(Items from a figure collection)
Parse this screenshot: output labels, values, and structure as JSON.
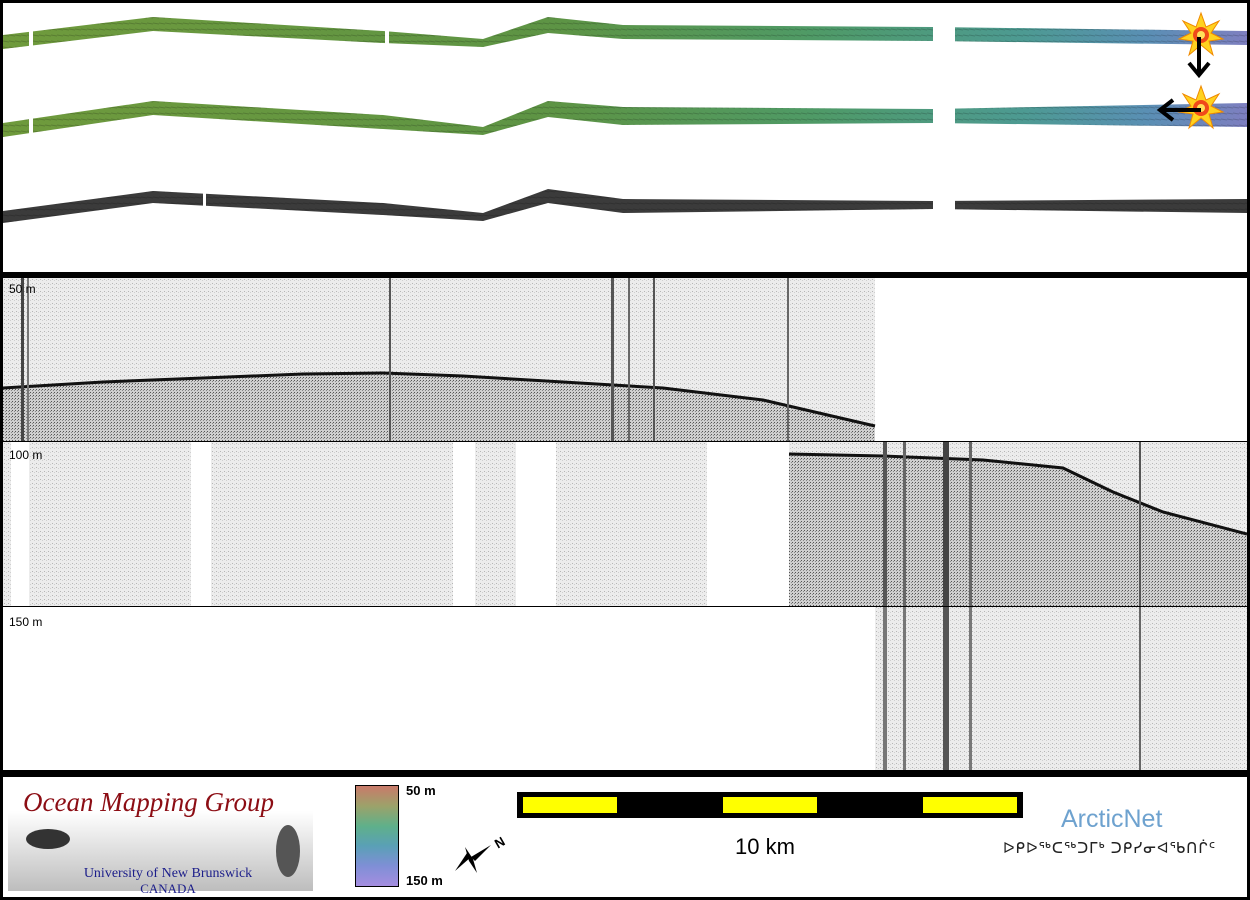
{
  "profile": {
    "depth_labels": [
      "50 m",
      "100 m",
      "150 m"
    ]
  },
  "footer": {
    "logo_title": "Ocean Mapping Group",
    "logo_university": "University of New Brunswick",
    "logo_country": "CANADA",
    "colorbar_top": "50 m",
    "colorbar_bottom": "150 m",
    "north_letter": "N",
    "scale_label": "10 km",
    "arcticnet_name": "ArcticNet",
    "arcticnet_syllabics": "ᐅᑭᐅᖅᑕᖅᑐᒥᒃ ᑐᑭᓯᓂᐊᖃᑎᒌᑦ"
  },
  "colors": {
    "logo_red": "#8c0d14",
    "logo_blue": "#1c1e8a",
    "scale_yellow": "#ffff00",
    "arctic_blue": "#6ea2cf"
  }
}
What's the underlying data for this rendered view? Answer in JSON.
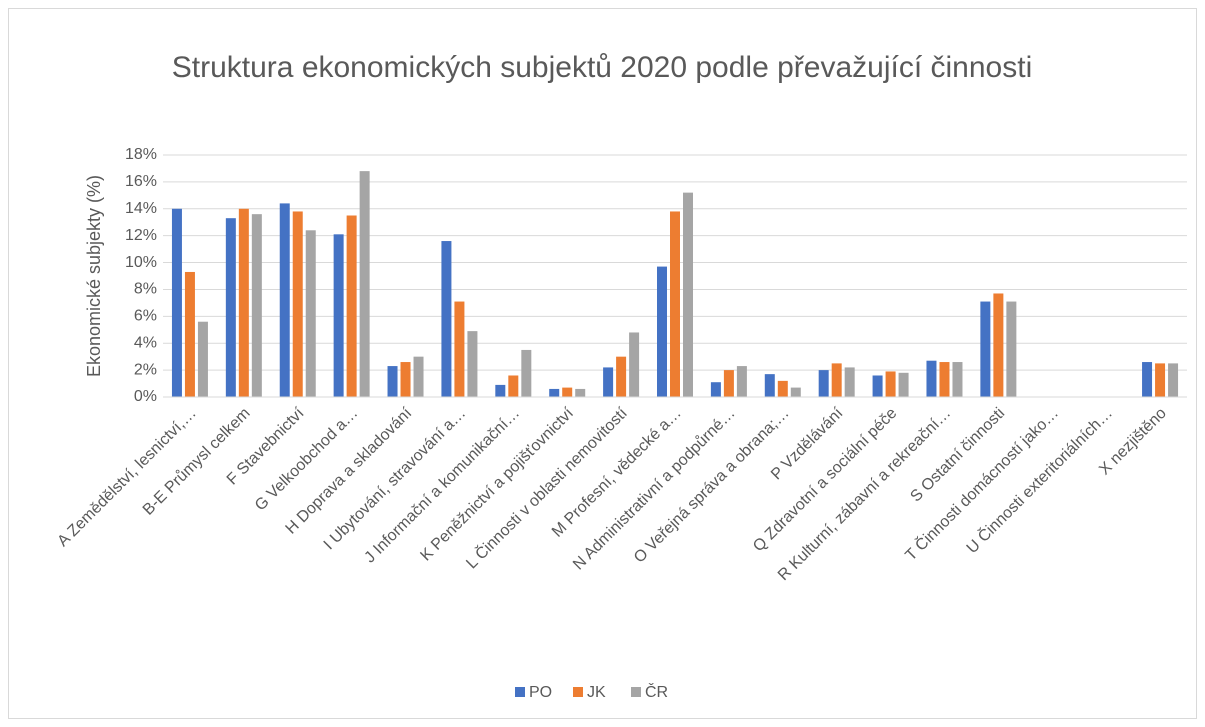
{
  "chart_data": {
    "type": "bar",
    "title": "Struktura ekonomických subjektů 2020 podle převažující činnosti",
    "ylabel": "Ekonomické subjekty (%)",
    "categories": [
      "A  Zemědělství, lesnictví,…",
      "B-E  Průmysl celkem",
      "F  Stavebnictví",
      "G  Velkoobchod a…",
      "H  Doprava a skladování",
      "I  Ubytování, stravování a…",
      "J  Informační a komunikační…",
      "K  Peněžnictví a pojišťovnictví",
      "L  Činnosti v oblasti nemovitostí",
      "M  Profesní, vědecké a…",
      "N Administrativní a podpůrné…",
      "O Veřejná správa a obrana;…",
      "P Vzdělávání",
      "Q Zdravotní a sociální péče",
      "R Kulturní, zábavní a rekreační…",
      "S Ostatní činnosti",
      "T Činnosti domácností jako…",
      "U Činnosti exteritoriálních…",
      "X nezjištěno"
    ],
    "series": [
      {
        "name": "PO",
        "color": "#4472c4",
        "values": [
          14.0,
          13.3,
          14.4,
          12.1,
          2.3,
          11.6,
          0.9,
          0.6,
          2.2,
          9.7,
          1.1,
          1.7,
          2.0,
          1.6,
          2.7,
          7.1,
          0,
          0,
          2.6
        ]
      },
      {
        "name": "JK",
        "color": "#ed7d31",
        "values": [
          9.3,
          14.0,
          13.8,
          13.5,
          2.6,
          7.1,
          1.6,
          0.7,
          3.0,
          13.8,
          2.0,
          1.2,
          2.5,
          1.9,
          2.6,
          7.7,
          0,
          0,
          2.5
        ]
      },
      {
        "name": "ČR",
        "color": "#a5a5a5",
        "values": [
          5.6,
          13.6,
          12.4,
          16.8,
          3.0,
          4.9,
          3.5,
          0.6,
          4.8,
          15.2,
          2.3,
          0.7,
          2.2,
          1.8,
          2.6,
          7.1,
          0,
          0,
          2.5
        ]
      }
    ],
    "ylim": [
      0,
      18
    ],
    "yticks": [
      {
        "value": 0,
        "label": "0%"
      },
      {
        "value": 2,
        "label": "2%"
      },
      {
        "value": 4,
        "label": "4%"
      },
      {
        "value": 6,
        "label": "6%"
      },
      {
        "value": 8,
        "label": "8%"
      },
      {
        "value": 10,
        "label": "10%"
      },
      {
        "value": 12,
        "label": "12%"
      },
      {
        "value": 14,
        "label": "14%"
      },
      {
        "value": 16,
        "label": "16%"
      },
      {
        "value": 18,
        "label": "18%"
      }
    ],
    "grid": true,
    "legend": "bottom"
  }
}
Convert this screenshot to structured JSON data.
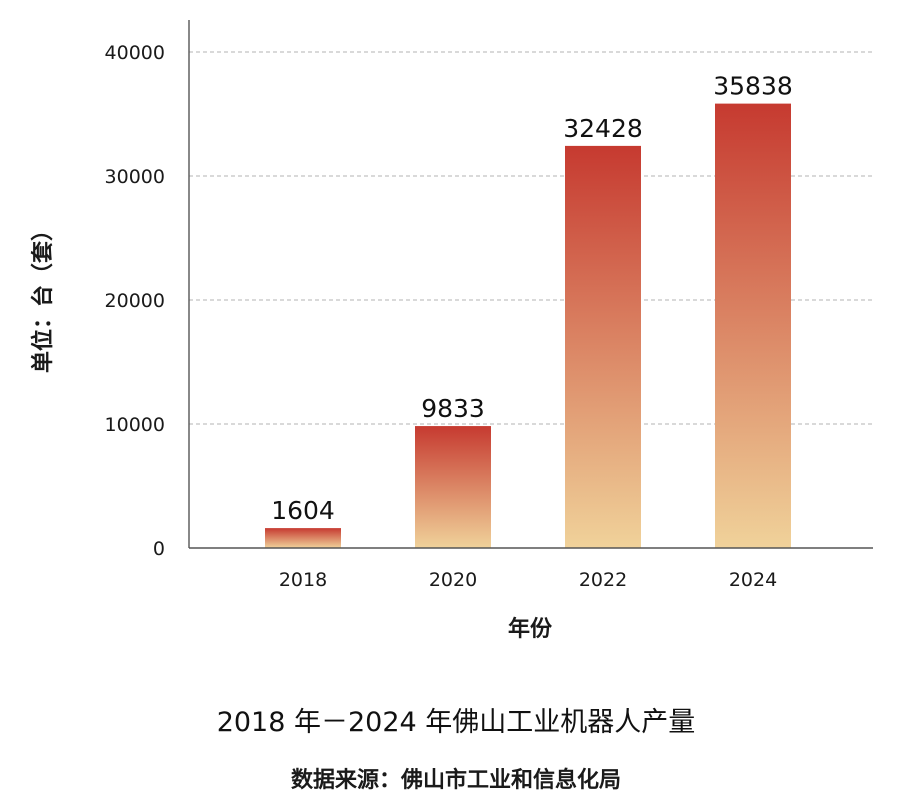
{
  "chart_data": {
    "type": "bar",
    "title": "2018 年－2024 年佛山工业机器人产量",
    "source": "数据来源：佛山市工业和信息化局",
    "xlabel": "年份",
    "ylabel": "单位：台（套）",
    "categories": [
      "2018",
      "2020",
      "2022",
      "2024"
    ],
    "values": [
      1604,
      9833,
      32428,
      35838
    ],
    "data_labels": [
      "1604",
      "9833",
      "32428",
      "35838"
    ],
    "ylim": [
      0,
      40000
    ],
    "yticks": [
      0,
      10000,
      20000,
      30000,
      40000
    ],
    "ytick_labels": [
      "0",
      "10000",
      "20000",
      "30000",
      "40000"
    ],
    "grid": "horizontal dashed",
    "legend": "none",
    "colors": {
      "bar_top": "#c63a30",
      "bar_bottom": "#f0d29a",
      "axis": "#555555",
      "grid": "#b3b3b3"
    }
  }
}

** BRIEF **
Give back each entry exactly as it appears, with no pictures.

** EXERCISE ANSWER **
Parse this screenshot: output labels, values, and structure as JSON.
{
  "profile": {
    "depth_labels": [
      "50 m",
      "100 m",
      "150 m"
    ]
  },
  "footer": {
    "logo_title": "Ocean Mapping Group",
    "logo_university": "University of New Brunswick",
    "logo_country": "CANADA",
    "colorbar_top": "50 m",
    "colorbar_bottom": "150 m",
    "north_letter": "N",
    "scale_label": "10 km",
    "arcticnet_name": "ArcticNet",
    "arcticnet_syllabics": "ᐅᑭᐅᖅᑕᖅᑐᒥᒃ ᑐᑭᓯᓂᐊᖃᑎᒌᑦ"
  },
  "colors": {
    "logo_red": "#8c0d14",
    "logo_blue": "#1c1e8a",
    "scale_yellow": "#ffff00",
    "arctic_blue": "#6ea2cf"
  }
}
What's the underlying data for this rendered view? Answer in JSON.
{
  "chart_data": {
    "type": "bar",
    "title": "Struktura ekonomických subjektů 2020 podle převažující činnosti",
    "ylabel": "Ekonomické subjekty (%)",
    "categories": [
      "A  Zemědělství, lesnictví,…",
      "B-E  Průmysl celkem",
      "F  Stavebnictví",
      "G  Velkoobchod a…",
      "H  Doprava a skladování",
      "I  Ubytování, stravování a…",
      "J  Informační a komunikační…",
      "K  Peněžnictví a pojišťovnictví",
      "L  Činnosti v oblasti nemovitostí",
      "M  Profesní, vědecké a…",
      "N Administrativní a podpůrné…",
      "O Veřejná správa a obrana;…",
      "P Vzdělávání",
      "Q Zdravotní a sociální péče",
      "R Kulturní, zábavní a rekreační…",
      "S Ostatní činnosti",
      "T Činnosti domácností jako…",
      "U Činnosti exteritoriálních…",
      "X nezjištěno"
    ],
    "series": [
      {
        "name": "PO",
        "color": "#4472c4",
        "values": [
          14.0,
          13.3,
          14.4,
          12.1,
          2.3,
          11.6,
          0.9,
          0.6,
          2.2,
          9.7,
          1.1,
          1.7,
          2.0,
          1.6,
          2.7,
          7.1,
          0,
          0,
          2.6
        ]
      },
      {
        "name": "JK",
        "color": "#ed7d31",
        "values": [
          9.3,
          14.0,
          13.8,
          13.5,
          2.6,
          7.1,
          1.6,
          0.7,
          3.0,
          13.8,
          2.0,
          1.2,
          2.5,
          1.9,
          2.6,
          7.7,
          0,
          0,
          2.5
        ]
      },
      {
        "name": "ČR",
        "color": "#a5a5a5",
        "values": [
          5.6,
          13.6,
          12.4,
          16.8,
          3.0,
          4.9,
          3.5,
          0.6,
          4.8,
          15.2,
          2.3,
          0.7,
          2.2,
          1.8,
          2.6,
          7.1,
          0,
          0,
          2.5
        ]
      }
    ],
    "ylim": [
      0,
      18
    ],
    "yticks": [
      {
        "value": 0,
        "label": "0%"
      },
      {
        "value": 2,
        "label": "2%"
      },
      {
        "value": 4,
        "label": "4%"
      },
      {
        "value": 6,
        "label": "6%"
      },
      {
        "value": 8,
        "label": "8%"
      },
      {
        "value": 10,
        "label": "10%"
      },
      {
        "value": 12,
        "label": "12%"
      },
      {
        "value": 14,
        "label": "14%"
      },
      {
        "value": 16,
        "label": "16%"
      },
      {
        "value": 18,
        "label": "18%"
      }
    ],
    "grid": true,
    "legend": "bottom"
  }
}
Convert this screenshot to structured JSON data.
{
  "chart_data": {
    "type": "bar",
    "title": "2018 年－2024 年佛山工业机器人产量",
    "source": "数据来源：佛山市工业和信息化局",
    "xlabel": "年份",
    "ylabel": "单位：台（套）",
    "categories": [
      "2018",
      "2020",
      "2022",
      "2024"
    ],
    "values": [
      1604,
      9833,
      32428,
      35838
    ],
    "data_labels": [
      "1604",
      "9833",
      "32428",
      "35838"
    ],
    "ylim": [
      0,
      40000
    ],
    "yticks": [
      0,
      10000,
      20000,
      30000,
      40000
    ],
    "ytick_labels": [
      "0",
      "10000",
      "20000",
      "30000",
      "40000"
    ],
    "grid": "horizontal dashed",
    "legend": "none",
    "colors": {
      "bar_top": "#c63a30",
      "bar_bottom": "#f0d29a",
      "axis": "#555555",
      "grid": "#b3b3b3"
    }
  }
}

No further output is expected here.